### [Short problem]
List every line below containing "Securitate".

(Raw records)
--- --- ---

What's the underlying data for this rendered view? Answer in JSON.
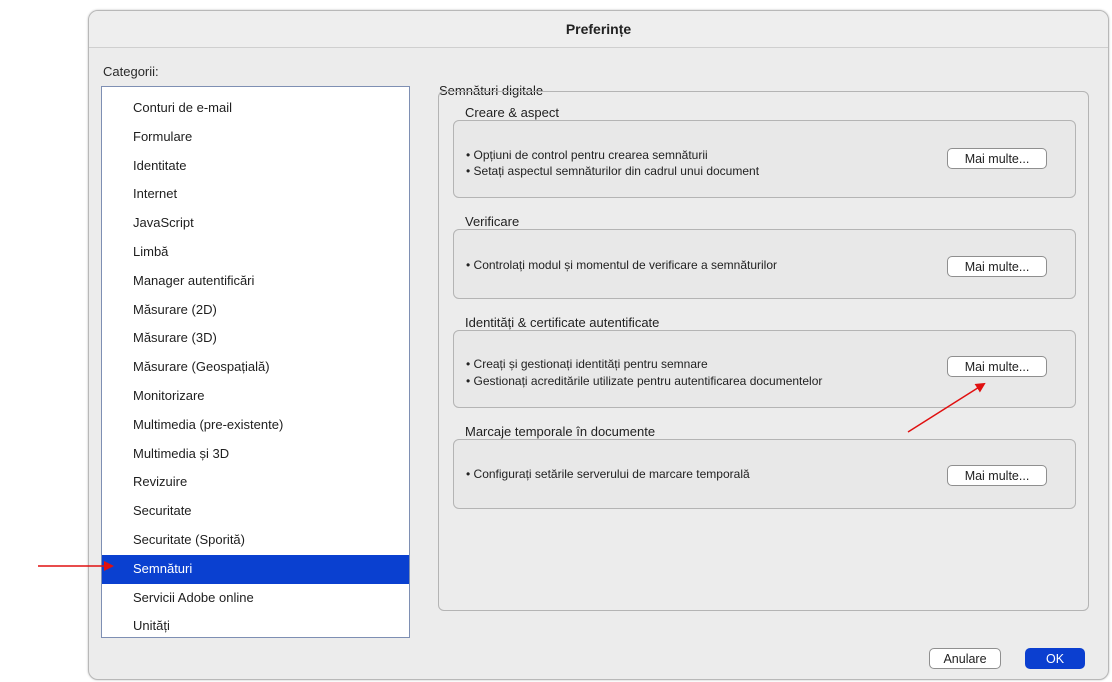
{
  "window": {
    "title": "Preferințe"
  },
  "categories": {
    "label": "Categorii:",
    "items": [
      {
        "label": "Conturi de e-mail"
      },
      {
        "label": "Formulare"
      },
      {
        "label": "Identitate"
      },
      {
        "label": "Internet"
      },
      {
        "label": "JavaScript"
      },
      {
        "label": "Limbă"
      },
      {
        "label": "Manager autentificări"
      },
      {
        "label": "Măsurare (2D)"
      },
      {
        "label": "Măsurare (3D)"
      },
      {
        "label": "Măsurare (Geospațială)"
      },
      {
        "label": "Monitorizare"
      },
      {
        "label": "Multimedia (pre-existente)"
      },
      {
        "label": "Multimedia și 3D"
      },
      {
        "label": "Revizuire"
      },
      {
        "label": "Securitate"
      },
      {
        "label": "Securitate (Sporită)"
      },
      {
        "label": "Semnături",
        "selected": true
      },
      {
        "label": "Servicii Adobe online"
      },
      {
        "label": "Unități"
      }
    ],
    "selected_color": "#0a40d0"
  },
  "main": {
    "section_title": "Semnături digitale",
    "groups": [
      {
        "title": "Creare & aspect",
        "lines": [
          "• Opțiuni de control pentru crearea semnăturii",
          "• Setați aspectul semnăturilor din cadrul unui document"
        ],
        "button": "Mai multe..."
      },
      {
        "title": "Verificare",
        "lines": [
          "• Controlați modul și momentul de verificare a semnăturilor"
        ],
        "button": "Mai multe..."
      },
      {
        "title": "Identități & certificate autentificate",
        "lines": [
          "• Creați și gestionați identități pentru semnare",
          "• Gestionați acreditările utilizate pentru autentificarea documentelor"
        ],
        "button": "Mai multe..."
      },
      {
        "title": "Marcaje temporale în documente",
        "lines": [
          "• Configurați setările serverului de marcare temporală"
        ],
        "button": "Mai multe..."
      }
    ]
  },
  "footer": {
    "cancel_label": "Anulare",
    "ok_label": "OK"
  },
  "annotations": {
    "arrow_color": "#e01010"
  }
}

--- --- ---

### [Written reply]
        "label": "Securitate"
        "label": "Securitate (Sporită)"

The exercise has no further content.